§ Instructions for the task: Among these entries, count the lines containing the word "pendant" and answer with only the number.
--------------------------------------------------
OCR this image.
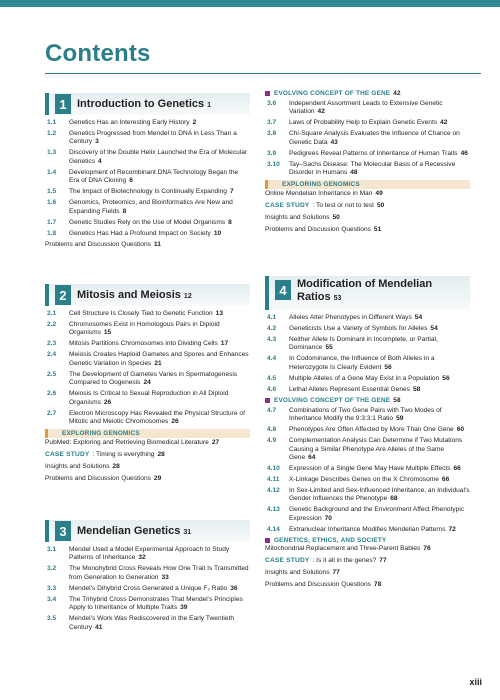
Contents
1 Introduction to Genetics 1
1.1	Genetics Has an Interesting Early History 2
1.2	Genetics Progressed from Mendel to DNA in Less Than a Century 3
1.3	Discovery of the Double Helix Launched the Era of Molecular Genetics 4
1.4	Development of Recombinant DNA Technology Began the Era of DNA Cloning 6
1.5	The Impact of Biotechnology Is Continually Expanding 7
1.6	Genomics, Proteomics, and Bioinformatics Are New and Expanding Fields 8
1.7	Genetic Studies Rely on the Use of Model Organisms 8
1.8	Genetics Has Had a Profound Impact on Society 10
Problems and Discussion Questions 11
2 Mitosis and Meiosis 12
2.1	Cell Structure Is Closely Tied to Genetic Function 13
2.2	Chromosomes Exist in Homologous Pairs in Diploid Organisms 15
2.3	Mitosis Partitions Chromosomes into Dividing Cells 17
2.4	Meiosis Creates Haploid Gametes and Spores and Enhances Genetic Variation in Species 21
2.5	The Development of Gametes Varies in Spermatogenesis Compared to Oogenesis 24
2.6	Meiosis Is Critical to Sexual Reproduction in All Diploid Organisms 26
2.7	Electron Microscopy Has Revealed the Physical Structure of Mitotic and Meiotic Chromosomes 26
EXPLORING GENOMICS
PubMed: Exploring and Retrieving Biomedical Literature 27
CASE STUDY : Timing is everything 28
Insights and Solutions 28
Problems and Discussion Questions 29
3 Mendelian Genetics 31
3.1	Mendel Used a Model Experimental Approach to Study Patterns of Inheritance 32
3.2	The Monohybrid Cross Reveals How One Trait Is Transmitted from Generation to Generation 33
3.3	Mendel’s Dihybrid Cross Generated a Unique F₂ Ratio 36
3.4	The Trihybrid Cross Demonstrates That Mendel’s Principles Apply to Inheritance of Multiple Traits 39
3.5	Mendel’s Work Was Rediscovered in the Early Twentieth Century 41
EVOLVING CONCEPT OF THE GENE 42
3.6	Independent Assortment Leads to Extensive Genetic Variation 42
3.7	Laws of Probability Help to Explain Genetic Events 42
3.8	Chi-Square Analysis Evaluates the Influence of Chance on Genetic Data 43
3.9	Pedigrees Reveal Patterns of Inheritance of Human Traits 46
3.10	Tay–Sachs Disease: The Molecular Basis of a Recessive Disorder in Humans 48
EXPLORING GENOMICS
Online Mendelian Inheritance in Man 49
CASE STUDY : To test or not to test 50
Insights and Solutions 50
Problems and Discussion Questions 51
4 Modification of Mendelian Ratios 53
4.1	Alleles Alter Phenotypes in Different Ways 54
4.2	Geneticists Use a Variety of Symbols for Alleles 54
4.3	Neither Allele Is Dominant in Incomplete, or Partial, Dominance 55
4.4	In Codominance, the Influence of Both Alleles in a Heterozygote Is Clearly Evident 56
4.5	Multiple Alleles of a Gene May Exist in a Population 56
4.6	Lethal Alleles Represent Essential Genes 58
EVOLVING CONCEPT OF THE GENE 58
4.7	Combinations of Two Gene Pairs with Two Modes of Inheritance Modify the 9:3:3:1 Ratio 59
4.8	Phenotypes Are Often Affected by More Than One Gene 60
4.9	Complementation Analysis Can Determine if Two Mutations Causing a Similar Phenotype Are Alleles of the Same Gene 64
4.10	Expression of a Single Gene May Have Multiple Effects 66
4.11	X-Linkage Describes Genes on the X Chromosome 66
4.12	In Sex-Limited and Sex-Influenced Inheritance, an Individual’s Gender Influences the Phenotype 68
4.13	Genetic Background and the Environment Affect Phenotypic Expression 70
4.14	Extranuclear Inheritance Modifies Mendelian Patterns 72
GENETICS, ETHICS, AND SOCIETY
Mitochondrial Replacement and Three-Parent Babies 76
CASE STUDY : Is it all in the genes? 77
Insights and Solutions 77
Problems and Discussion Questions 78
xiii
--------------------------------------------------
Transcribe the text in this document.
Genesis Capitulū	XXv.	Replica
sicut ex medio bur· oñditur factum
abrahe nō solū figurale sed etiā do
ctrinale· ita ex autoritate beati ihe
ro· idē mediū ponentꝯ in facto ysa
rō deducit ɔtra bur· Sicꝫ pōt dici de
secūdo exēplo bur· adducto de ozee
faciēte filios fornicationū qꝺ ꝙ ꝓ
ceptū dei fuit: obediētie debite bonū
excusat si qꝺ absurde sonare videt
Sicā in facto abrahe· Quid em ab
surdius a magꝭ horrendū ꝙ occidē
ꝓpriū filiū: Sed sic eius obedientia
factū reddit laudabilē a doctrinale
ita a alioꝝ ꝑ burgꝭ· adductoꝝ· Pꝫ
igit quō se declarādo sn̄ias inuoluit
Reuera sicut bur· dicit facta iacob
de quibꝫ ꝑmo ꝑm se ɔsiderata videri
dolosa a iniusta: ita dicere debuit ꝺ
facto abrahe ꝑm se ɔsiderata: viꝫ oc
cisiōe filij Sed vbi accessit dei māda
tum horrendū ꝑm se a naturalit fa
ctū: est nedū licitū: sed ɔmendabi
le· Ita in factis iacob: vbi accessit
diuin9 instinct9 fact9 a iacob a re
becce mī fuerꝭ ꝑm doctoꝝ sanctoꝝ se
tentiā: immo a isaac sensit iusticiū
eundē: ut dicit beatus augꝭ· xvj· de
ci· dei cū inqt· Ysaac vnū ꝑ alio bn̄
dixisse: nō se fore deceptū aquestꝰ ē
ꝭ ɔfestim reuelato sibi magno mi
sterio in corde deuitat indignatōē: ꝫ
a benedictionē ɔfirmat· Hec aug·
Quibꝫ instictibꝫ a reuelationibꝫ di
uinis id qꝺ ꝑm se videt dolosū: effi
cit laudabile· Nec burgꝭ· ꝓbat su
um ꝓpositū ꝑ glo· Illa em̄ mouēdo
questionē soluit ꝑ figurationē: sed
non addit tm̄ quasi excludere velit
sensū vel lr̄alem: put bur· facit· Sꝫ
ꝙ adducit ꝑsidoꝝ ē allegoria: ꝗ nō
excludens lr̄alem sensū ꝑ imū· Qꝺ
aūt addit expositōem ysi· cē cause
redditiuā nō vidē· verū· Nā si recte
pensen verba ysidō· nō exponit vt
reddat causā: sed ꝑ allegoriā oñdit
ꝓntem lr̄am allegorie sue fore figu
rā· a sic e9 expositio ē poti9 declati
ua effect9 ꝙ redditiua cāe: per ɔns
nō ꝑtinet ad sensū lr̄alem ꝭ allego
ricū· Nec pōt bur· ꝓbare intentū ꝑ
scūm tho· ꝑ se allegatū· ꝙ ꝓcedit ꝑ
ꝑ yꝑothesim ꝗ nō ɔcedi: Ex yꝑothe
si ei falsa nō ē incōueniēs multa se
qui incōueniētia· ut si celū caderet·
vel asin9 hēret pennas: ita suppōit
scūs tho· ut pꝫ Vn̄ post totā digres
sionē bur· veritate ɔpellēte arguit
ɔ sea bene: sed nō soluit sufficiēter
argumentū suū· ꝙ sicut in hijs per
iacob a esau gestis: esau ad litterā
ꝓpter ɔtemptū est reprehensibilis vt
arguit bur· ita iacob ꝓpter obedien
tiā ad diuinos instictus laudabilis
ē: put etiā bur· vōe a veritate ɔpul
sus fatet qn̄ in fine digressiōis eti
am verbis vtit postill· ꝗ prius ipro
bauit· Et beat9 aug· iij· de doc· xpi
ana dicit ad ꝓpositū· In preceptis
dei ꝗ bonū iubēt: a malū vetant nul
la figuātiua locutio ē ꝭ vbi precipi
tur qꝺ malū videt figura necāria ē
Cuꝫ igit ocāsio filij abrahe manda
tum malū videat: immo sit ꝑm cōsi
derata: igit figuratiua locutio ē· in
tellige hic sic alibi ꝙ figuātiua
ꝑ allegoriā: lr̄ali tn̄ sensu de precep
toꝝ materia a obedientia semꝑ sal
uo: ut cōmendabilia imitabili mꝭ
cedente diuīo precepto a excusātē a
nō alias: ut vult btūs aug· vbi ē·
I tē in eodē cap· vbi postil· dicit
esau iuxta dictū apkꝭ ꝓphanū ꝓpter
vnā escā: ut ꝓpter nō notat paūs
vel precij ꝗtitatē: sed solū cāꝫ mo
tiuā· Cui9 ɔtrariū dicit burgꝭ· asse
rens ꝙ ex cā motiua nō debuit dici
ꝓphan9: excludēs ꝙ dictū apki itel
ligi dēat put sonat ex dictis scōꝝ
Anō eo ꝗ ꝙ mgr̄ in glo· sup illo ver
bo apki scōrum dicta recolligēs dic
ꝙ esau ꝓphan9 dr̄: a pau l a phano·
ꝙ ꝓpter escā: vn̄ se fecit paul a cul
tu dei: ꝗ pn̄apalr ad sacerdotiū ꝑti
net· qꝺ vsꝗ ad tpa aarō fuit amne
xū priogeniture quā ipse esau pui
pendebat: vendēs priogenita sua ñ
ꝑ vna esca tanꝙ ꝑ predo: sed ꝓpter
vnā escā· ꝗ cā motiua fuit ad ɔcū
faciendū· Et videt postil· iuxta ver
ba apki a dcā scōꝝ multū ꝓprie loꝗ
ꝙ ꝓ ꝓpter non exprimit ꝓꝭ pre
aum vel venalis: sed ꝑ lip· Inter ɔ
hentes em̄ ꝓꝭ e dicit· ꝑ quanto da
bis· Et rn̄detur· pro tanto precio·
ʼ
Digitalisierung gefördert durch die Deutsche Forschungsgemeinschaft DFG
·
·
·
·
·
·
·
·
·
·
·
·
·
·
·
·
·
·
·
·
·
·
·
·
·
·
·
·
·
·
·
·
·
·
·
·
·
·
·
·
--------------------------------------------------
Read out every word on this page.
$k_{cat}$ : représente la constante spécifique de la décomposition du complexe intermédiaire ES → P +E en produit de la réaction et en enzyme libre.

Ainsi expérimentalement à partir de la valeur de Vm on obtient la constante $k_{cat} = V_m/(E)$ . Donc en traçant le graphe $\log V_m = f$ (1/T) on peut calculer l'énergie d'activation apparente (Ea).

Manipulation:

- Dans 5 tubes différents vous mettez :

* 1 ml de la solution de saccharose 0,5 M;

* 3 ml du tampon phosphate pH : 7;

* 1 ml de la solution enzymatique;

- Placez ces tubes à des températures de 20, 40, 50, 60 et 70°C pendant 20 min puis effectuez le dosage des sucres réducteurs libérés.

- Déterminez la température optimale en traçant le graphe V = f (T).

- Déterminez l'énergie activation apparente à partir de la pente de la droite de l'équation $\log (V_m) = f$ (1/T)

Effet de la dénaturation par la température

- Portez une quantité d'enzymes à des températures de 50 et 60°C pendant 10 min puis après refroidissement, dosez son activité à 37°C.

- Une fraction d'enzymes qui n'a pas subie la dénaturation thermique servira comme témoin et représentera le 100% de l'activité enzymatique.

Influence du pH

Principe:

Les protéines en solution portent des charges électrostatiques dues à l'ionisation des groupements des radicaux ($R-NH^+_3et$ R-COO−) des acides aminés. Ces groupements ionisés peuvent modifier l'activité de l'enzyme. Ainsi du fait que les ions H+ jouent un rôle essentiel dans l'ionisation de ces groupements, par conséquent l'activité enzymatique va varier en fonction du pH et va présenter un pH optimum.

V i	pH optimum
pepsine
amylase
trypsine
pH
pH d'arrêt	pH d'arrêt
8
--------------------------------------------------
§ Response to the task: 2